Recorded data:
--------

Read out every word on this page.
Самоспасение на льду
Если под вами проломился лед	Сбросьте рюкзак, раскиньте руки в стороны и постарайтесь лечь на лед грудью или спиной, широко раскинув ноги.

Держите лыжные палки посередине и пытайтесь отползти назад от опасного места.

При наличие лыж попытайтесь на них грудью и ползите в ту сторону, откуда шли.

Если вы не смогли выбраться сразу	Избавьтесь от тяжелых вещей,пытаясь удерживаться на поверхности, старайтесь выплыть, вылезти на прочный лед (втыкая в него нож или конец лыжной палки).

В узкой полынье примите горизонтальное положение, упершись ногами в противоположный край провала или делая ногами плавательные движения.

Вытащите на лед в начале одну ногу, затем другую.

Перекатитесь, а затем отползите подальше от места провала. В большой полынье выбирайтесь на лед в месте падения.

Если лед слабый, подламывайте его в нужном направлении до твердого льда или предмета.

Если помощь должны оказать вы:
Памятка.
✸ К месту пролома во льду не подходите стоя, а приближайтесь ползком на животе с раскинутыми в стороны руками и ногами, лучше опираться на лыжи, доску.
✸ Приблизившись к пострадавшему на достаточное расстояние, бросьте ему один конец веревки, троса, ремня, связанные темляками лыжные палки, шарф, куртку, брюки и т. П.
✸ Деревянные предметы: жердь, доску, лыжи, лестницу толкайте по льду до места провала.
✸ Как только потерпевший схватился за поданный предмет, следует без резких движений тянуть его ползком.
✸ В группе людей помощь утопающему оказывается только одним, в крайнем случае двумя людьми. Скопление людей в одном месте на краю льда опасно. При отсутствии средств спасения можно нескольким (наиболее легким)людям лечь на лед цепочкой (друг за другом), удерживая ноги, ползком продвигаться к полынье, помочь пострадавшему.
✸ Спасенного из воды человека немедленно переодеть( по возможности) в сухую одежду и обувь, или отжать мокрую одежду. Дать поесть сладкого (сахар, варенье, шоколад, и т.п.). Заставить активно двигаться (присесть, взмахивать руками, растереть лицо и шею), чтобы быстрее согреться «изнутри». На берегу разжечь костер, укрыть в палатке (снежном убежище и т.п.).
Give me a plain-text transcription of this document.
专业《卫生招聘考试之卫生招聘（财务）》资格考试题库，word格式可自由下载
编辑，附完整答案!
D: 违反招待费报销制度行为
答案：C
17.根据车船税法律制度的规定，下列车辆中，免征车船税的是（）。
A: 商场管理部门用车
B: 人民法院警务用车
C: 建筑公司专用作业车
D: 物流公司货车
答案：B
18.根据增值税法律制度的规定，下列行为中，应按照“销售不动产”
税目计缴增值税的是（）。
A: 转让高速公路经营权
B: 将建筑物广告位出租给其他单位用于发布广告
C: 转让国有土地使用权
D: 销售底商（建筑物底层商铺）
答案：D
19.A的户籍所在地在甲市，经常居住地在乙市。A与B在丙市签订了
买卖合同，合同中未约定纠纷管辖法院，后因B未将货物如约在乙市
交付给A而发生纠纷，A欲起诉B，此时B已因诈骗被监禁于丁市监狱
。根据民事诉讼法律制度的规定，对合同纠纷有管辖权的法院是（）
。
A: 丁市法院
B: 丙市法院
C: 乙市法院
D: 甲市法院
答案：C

--------

Set exercise:
Exactly as shown, repeat every record.

Exercise response:
Read out every word on this page.
Самоспасение на льду
Если под вами проломился лед	Сбросьте рюкзак, раскиньте руки в стороны и постарайтесь лечь на лед грудью или спиной, широко раскинув ноги.

Держите лыжные палки посередине и пытайтесь отползти назад от опасного места.

При наличие лыж попытайтесь на них грудью и ползите в ту сторону, откуда шли.

Если вы не смогли выбраться сразу	Избавьтесь от тяжелых вещей,пытаясь удерживаться на поверхности, старайтесь выплыть, вылезти на прочный лед (втыкая в него нож или конец лыжной палки).

В узкой полынье примите горизонтальное положение, упершись ногами в противоположный край провала или делая ногами плавательные движения.

Вытащите на лед в начале одну ногу, затем другую.

Перекатитесь, а затем отползите подальше от места провала. В большой полынье выбирайтесь на лед в месте падения.

Если лед слабый, подламывайте его в нужном направлении до твердого льда или предмета.

Если помощь должны оказать вы:
Памятка.
✸ К месту пролома во льду не подходите стоя, а приближайтесь ползком на животе с раскинутыми в стороны руками и ногами, лучше опираться на лыжи, доску.
✸ Приблизившись к пострадавшему на достаточное расстояние, бросьте ему один конец веревки, троса, ремня, связанные темляками лыжные палки, шарф, куртку, брюки и т. П.
✸ Деревянные предметы: жердь, доску, лыжи, лестницу толкайте по льду до места провала.
✸ Как только потерпевший схватился за поданный предмет, следует без резких движений тянуть его ползком.
✸ В группе людей помощь утопающему оказывается только одним, в крайнем случае двумя людьми. Скопление людей в одном месте на краю льда опасно. При отсутствии средств спасения можно нескольким (наиболее легким)людям лечь на лед цепочкой (друг за другом), удерживая ноги, ползком продвигаться к полынье, помочь пострадавшему.
✸ Спасенного из воды человека немедленно переодеть( по возможности) в сухую одежду и обувь, или отжать мокрую одежду. Дать поесть сладкого (сахар, варенье, шоколад, и т.п.). Заставить активно двигаться (присесть, взмахивать руками, растереть лицо и шею), чтобы быстрее согреться «изнутри». На берегу разжечь костер, укрыть в палатке (снежном убежище и т.п.).
Give me a plain-text transcription of this document.
专业《卫生招聘考试之卫生招聘（财务）》资格考试题库，word格式可自由下载
编辑，附完整答案!
D: 违反招待费报销制度行为
答案：C
17.根据车船税法律制度的规定，下列车辆中，免征车船税的是（）。
A: 商场管理部门用车
B: 人民法院警务用车
C: 建筑公司专用作业车
D: 物流公司货车
答案：B
18.根据增值税法律制度的规定，下列行为中，应按照“销售不动产”
税目计缴增值税的是（）。
A: 转让高速公路经营权
B: 将建筑物广告位出租给其他单位用于发布广告
C: 转让国有土地使用权
D: 销售底商（建筑物底层商铺）
答案：D
19.A的户籍所在地在甲市，经常居住地在乙市。A与B在丙市签订了
买卖合同，合同中未约定纠纷管辖法院，后因B未将货物如约在乙市
交付给A而发生纠纷，A欲起诉B，此时B已因诈骗被监禁于丁市监狱
。根据民事诉讼法律制度的规定，对合同纠纷有管辖权的法院是（）
。
A: 丁市法院
B: 丙市法院
C: 乙市法院
D: 甲市法院
答案：C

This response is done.